[ABOUT THIS EXERCISE] Where the string "resting" occurs in a line of the data below, that line should be copied.

[PROVIDED MATERIAL]

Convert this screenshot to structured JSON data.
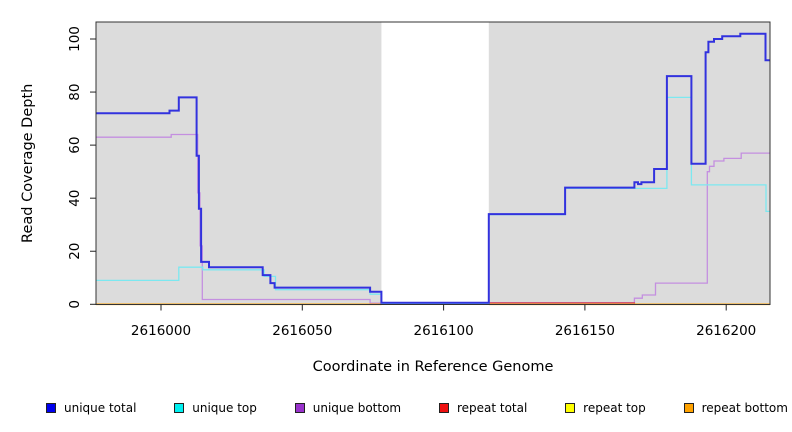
{
  "chart_data": {
    "type": "step-line",
    "title": "",
    "xlabel": "Coordinate in Reference Genome",
    "ylabel": "Read Coverage Depth",
    "x_ticks": [
      2616000,
      2616050,
      2616100,
      2616150,
      2616200
    ],
    "y_ticks": [
      0,
      20,
      40,
      60,
      80,
      100
    ],
    "x_range": [
      2615977,
      2616215.5
    ],
    "y_range": [
      0,
      106
    ],
    "grid": false,
    "panel_background": "#DCDCDC",
    "masked_region": {
      "x_start": 2616078,
      "x_end": 2616116,
      "color": "#FFFFFF"
    },
    "series": [
      {
        "name": "unique total",
        "color": "#3232DE",
        "width": 2,
        "segments": [
          [
            [
              2615977,
              72
            ],
            [
              2616003,
              73
            ],
            [
              2616006.3,
              78
            ],
            [
              2616012.6,
              56
            ],
            [
              2616013.4,
              36
            ],
            [
              2616014.2,
              16
            ],
            [
              2616017,
              14
            ],
            [
              2616036,
              11
            ],
            [
              2616038.7,
              8
            ],
            [
              2616040.2,
              6.3
            ],
            [
              2616074,
              4.7
            ],
            [
              2616078,
              0.6
            ],
            [
              2616116,
              34
            ],
            [
              2616143,
              44
            ],
            [
              2616167.5,
              46
            ],
            [
              2616168.8,
              45.3
            ],
            [
              2616170,
              46
            ],
            [
              2616174.5,
              51
            ],
            [
              2616179,
              86
            ],
            [
              2616187.7,
              53
            ],
            [
              2616192.7,
              95
            ],
            [
              2616193.7,
              99
            ],
            [
              2616195.7,
              100
            ],
            [
              2616198.6,
              101
            ],
            [
              2616205,
              102
            ],
            [
              2616213.9,
              92
            ],
            [
              2616215.5,
              92
            ]
          ]
        ]
      },
      {
        "name": "unique top",
        "color": "#7CE8F0",
        "width": 1.3,
        "segments": [
          [
            [
              2615977,
              9
            ],
            [
              2616006.3,
              14
            ],
            [
              2616014.8,
              13
            ],
            [
              2616036.5,
              10.5
            ],
            [
              2616040.5,
              5.5
            ],
            [
              2616074,
              3.8
            ],
            [
              2616078,
              0.3
            ],
            [
              2616116,
              33.8
            ],
            [
              2616143,
              43.7
            ],
            [
              2616179,
              78
            ],
            [
              2616187.7,
              45
            ],
            [
              2616214.1,
              35
            ],
            [
              2616215.5,
              35
            ]
          ]
        ]
      },
      {
        "name": "unique bottom",
        "color": "#C48FE0",
        "width": 1.3,
        "segments": [
          [
            [
              2615977,
              63
            ],
            [
              2616003.6,
              64
            ],
            [
              2616013,
              42
            ],
            [
              2616013.8,
              22
            ],
            [
              2616014.6,
              1.8
            ],
            [
              2616074,
              0.4
            ],
            [
              2616167.5,
              2.3
            ],
            [
              2616170.3,
              3.5
            ],
            [
              2616175,
              8
            ],
            [
              2616193.3,
              50
            ],
            [
              2616194.1,
              52
            ],
            [
              2616195.7,
              54
            ],
            [
              2616199.2,
              55
            ],
            [
              2616205.3,
              57
            ],
            [
              2616215.5,
              57
            ]
          ]
        ]
      },
      {
        "name": "repeat total",
        "color": "#D25878",
        "width": 1.3,
        "segments": [
          [
            [
              2615977,
              0
            ],
            [
              2616078,
              0.6
            ],
            [
              2616167.5,
              0
            ],
            [
              2616215.5,
              0
            ]
          ]
        ]
      },
      {
        "name": "repeat top",
        "color": "#FFFF00",
        "width": 1.3,
        "segments": [
          [
            [
              2615977,
              0
            ],
            [
              2616215.5,
              0
            ]
          ]
        ]
      },
      {
        "name": "repeat bottom",
        "color": "#FFA200",
        "width": 1.6,
        "segments": [
          [
            [
              2615977,
              0
            ],
            [
              2616078,
              0
            ]
          ],
          [
            [
              2616116,
              0
            ],
            [
              2616215.5,
              0
            ]
          ]
        ]
      }
    ],
    "draw_order": [
      "unique bottom",
      "repeat top",
      "repeat total",
      "repeat bottom",
      "unique top",
      "unique total"
    ],
    "legend_position": "bottom"
  },
  "legend": {
    "items": [
      {
        "label": "unique total",
        "color": "#0000EE"
      },
      {
        "label": "unique top",
        "color": "#00F0F0"
      },
      {
        "label": "unique bottom",
        "color": "#9932CC"
      },
      {
        "label": "repeat total",
        "color": "#EE1111"
      },
      {
        "label": "repeat top",
        "color": "#FFFF00"
      },
      {
        "label": "repeat bottom",
        "color": "#FFA200"
      }
    ]
  }
}
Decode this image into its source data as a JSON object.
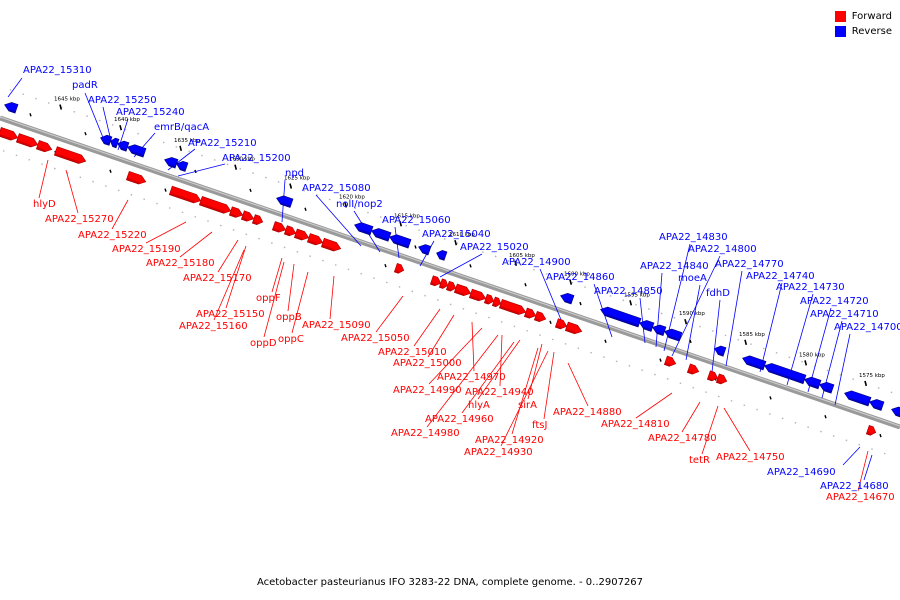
{
  "caption": "Acetobacter pasteurianus IFO 3283-22 DNA, complete genome. - 0..2907267",
  "legend": [
    {
      "label": "Forward",
      "color": "#ff0000"
    },
    {
      "label": "Reverse",
      "color": "#0000ff"
    }
  ],
  "colors": {
    "forward": "#ff0000",
    "reverse": "#0000ff",
    "backbone": "#808080"
  },
  "ticks": [
    "1645 kbp",
    "1640 kbp",
    "1635 kbp",
    "1630 kbp",
    "1625 kbp",
    "1620 kbp",
    "1615 kbp",
    "1610 kbp",
    "1605 kbp",
    "1600 kbp",
    "1595 kbp",
    "1590 kbp",
    "1585 kbp",
    "1580 kbp",
    "1575 kbp"
  ],
  "reverse_labels": [
    "APA22_15310",
    "padR",
    "APA22_15250",
    "APA22_15240",
    "emrB/qacA",
    "APA22_15210",
    "APA22_15200",
    "npd",
    "APA22_15080",
    "nolI/nop2",
    "APA22_15060",
    "APA22_15040",
    "APA22_15020",
    "APA22_14900",
    "APA22_14860",
    "APA22_14850",
    "APA22_14840",
    "APA22_14830",
    "APA22_14800",
    "moeA",
    "fdhD",
    "APA22_14770",
    "APA22_14740",
    "APA22_14730",
    "APA22_14720",
    "APA22_14710",
    "APA22_14700",
    "APA22_14690",
    "APA22_14680"
  ],
  "forward_labels": [
    "hlyD",
    "APA22_15270",
    "APA22_15220",
    "APA22_15190",
    "APA22_15180",
    "APA22_15170",
    "APA22_15150",
    "APA22_15160",
    "oppF",
    "oppB",
    "oppD",
    "oppC",
    "APA22_15090",
    "APA22_15050",
    "APA22_15010",
    "APA22_15000",
    "APA22_14970",
    "APA22_14990",
    "APA22_14940",
    "hlyA",
    "APA22_14960",
    "APA22_14980",
    "sirA",
    "ftsJ",
    "APA22_14920",
    "APA22_14930",
    "APA22_14880",
    "APA22_14810",
    "APA22_14780",
    "tetR",
    "APA22_14750",
    "APA22_14670"
  ]
}
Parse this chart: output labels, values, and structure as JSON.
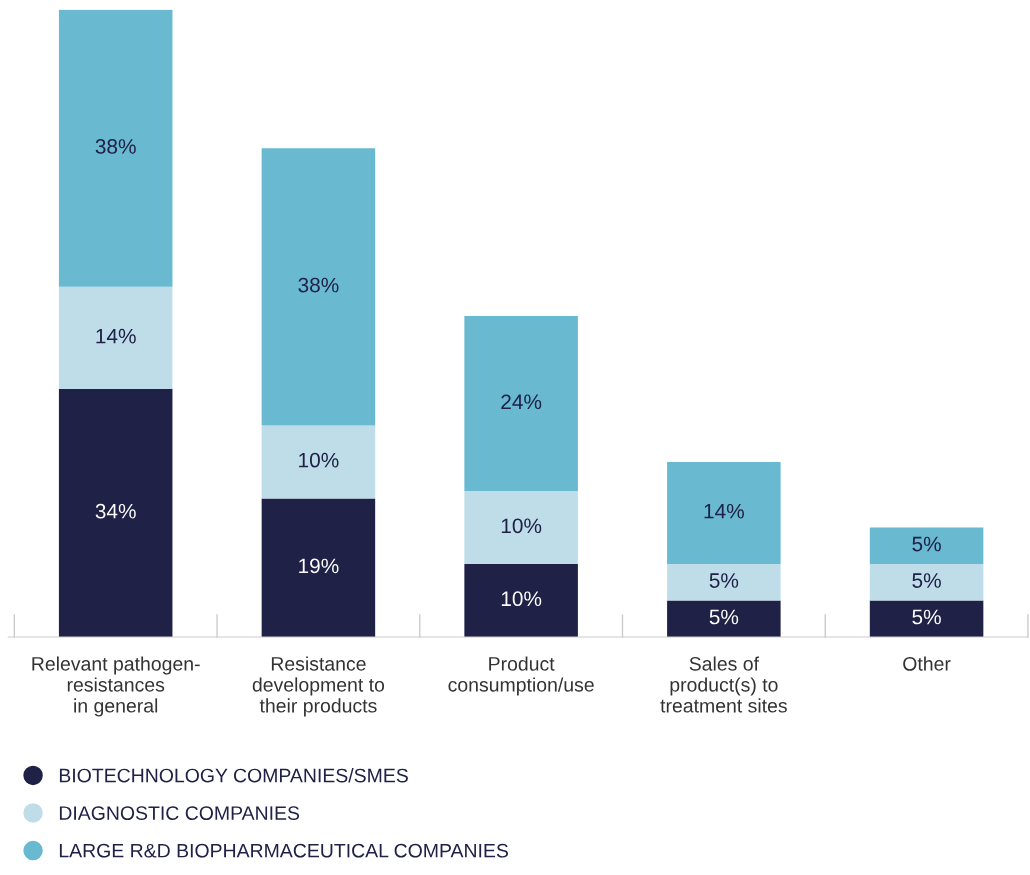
{
  "chart_data": {
    "type": "bar",
    "stacked": true,
    "legend": "bottom",
    "grid": false,
    "tick_labels": "x",
    "categories": [
      "Relevant pathogen-\nresistances\nin general",
      "Resistance\ndevelopment to\ntheir products",
      "Product\nconsumption/use",
      "Sales of\nproduct(s) to\ntreatment sites",
      "Other"
    ],
    "series": [
      {
        "name": "BIOTECHNOLOGY COMPANIES/SMES",
        "color": "#1f2147",
        "values": [
          34,
          19,
          10,
          5,
          5
        ],
        "value_labels": [
          "34%",
          "19%",
          "10%",
          "5%",
          "5%"
        ]
      },
      {
        "name": "DIAGNOSTIC COMPANIES",
        "color": "#bfdde8",
        "values": [
          14,
          10,
          10,
          5,
          5
        ],
        "value_labels": [
          "14%",
          "10%",
          "10%",
          "5%",
          "5%"
        ]
      },
      {
        "name": "LARGE R&D BIOPHARMACEUTICAL COMPANIES",
        "color": "#69b9d1",
        "values": [
          38,
          38,
          24,
          14,
          5
        ],
        "value_labels": [
          "38%",
          "38%",
          "24%",
          "14%",
          "5%"
        ]
      }
    ]
  }
}
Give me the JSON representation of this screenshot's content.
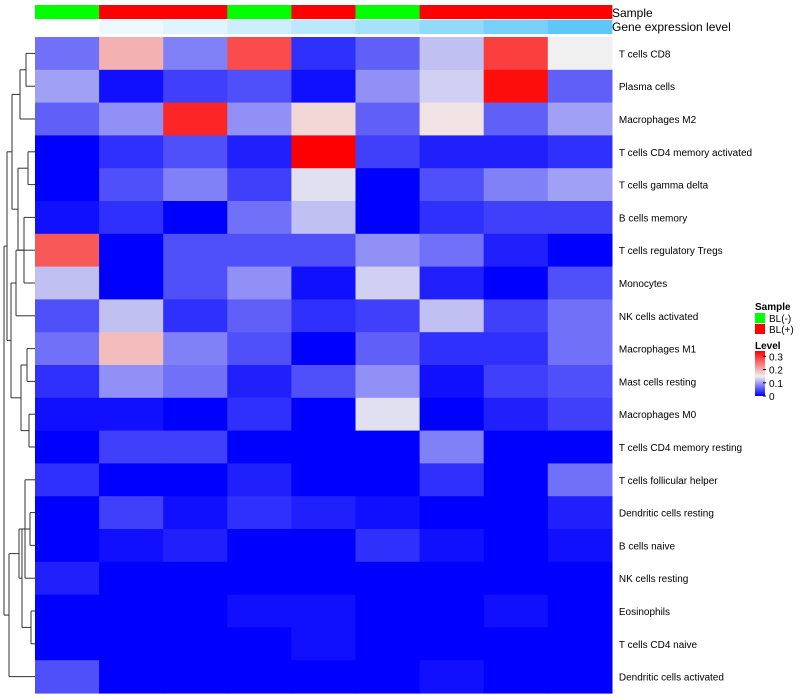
{
  "chart_data": {
    "type": "heatmap",
    "annotation_names": [
      "Sample",
      "Gene expression level"
    ],
    "columns": [
      {
        "sample": "BL(-)",
        "gene_expression": 0.0
      },
      {
        "sample": "BL(+)",
        "gene_expression": 0.1
      },
      {
        "sample": "BL(+)",
        "gene_expression": 0.18
      },
      {
        "sample": "BL(-)",
        "gene_expression": 0.28
      },
      {
        "sample": "BL(+)",
        "gene_expression": 0.38
      },
      {
        "sample": "BL(-)",
        "gene_expression": 0.5
      },
      {
        "sample": "BL(+)",
        "gene_expression": 0.62
      },
      {
        "sample": "BL(+)",
        "gene_expression": 0.78
      },
      {
        "sample": "BL(+)",
        "gene_expression": 0.92
      }
    ],
    "rows": [
      "T cells CD8",
      "Plasma cells",
      "Macrophages M2",
      "T cells CD4 memory activated",
      "T cells gamma delta",
      "B cells memory",
      "T cells regulatory  Tregs",
      "Monocytes",
      "NK cells activated",
      "Macrophages M1",
      "Mast cells resting",
      "Macrophages M0",
      "T cells CD4 memory resting",
      "T cells follicular helper",
      "Dendritic cells resting",
      "B cells naive",
      "NK cells resting",
      "Eosinophils",
      "T cells CD4 naive",
      "Dendritic cells activated"
    ],
    "values": [
      [
        0.07,
        0.2,
        0.08,
        0.28,
        0.03,
        0.06,
        0.12,
        0.29,
        0.15
      ],
      [
        0.1,
        0.01,
        0.04,
        0.05,
        0.01,
        0.09,
        0.13,
        0.33,
        0.06
      ],
      [
        0.06,
        0.09,
        0.31,
        0.09,
        0.17,
        0.06,
        0.16,
        0.06,
        0.1
      ],
      [
        0.0,
        0.03,
        0.05,
        0.02,
        0.34,
        0.04,
        0.02,
        0.02,
        0.03
      ],
      [
        0.0,
        0.05,
        0.08,
        0.04,
        0.14,
        0.0,
        0.05,
        0.08,
        0.1
      ],
      [
        0.01,
        0.03,
        0.0,
        0.07,
        0.12,
        0.0,
        0.03,
        0.04,
        0.04
      ],
      [
        0.27,
        0.0,
        0.05,
        0.05,
        0.05,
        0.09,
        0.07,
        0.02,
        0.0
      ],
      [
        0.12,
        0.0,
        0.05,
        0.09,
        0.01,
        0.13,
        0.02,
        0.0,
        0.05
      ],
      [
        0.05,
        0.12,
        0.03,
        0.06,
        0.03,
        0.04,
        0.12,
        0.04,
        0.07
      ],
      [
        0.07,
        0.19,
        0.08,
        0.05,
        0.0,
        0.06,
        0.03,
        0.03,
        0.07
      ],
      [
        0.03,
        0.09,
        0.07,
        0.02,
        0.05,
        0.09,
        0.01,
        0.04,
        0.05
      ],
      [
        0.01,
        0.01,
        0.0,
        0.03,
        0.0,
        0.14,
        0.0,
        0.02,
        0.04
      ],
      [
        0.0,
        0.04,
        0.04,
        0.0,
        0.0,
        0.0,
        0.08,
        0.0,
        0.0
      ],
      [
        0.03,
        0.0,
        0.0,
        0.02,
        0.0,
        0.0,
        0.03,
        0.0,
        0.07
      ],
      [
        0.0,
        0.04,
        0.01,
        0.03,
        0.02,
        0.01,
        0.0,
        0.0,
        0.02
      ],
      [
        0.0,
        0.01,
        0.02,
        0.0,
        0.0,
        0.03,
        0.01,
        0.0,
        0.01
      ],
      [
        0.02,
        0.0,
        0.0,
        0.0,
        0.0,
        0.0,
        0.0,
        0.0,
        0.0
      ],
      [
        0.0,
        0.0,
        0.0,
        0.01,
        0.01,
        0.0,
        0.0,
        0.01,
        0.0
      ],
      [
        0.0,
        0.0,
        0.0,
        0.0,
        0.01,
        0.0,
        0.0,
        0.0,
        0.0
      ],
      [
        0.05,
        0.0,
        0.0,
        0.0,
        0.0,
        0.0,
        0.01,
        0.0,
        0.0
      ]
    ],
    "color_scale": {
      "low": "#0000ff",
      "mid": "#f0f0f0",
      "high": "#ff0000",
      "mid_value": 0.15,
      "range": [
        0,
        0.34
      ]
    },
    "legend": {
      "sample_title": "Sample",
      "sample_entries": [
        {
          "label": "BL(-)",
          "color": "#00ff00"
        },
        {
          "label": "BL(+)",
          "color": "#ff0000"
        }
      ],
      "level_title": "Level",
      "level_ticks": [
        {
          "label": "0.3",
          "value": 0.3
        },
        {
          "label": "0.2",
          "value": 0.2
        },
        {
          "label": "0.1",
          "value": 0.1
        },
        {
          "label": "0",
          "value": 0
        }
      ],
      "placement": "right"
    },
    "gene_expression_colors": {
      "low": "#ffffff",
      "high": "#4fc3f7"
    },
    "dendrogram": "left"
  }
}
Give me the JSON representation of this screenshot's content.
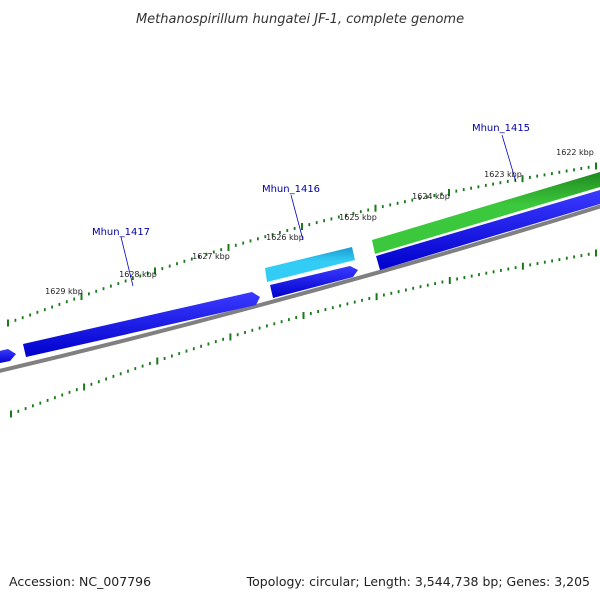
{
  "title": "Methanospirillum hungatei JF-1, complete genome",
  "footer": {
    "accession": "Accession: NC_007796",
    "stats": "Topology: circular; Length: 3,544,738 bp; Genes: 3,205"
  },
  "tick_labels": [
    {
      "id": "1629",
      "text": "1629 kbp"
    },
    {
      "id": "1628",
      "text": "1628 kbp"
    },
    {
      "id": "1627",
      "text": "1627 kbp"
    },
    {
      "id": "1626",
      "text": "1626 kbp"
    },
    {
      "id": "1625",
      "text": "1625 kbp"
    },
    {
      "id": "1624",
      "text": "1624 kbp"
    },
    {
      "id": "1623",
      "text": "1623 kbp"
    },
    {
      "id": "1622",
      "text": "1622 kbp"
    }
  ],
  "gene_labels": [
    {
      "id": "mhun-1417",
      "text": "Mhun_1417"
    },
    {
      "id": "mhun-1416",
      "text": "Mhun_1416"
    },
    {
      "id": "mhun-1415",
      "text": "Mhun_1415"
    }
  ],
  "colors": {
    "backbone": "#808080",
    "cds": "#0000ee",
    "gene_mhun_1416": "#1ec8f0",
    "gene_mhun_1415": "#3cc83c",
    "ticks": "#1a7a1a",
    "gene_label": "#0000aa"
  }
}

[REPLY]
      "Mast cells resting",
      "T cells CD4 memory resting",
      "Dendritic cells resting",
      "NK cells resting",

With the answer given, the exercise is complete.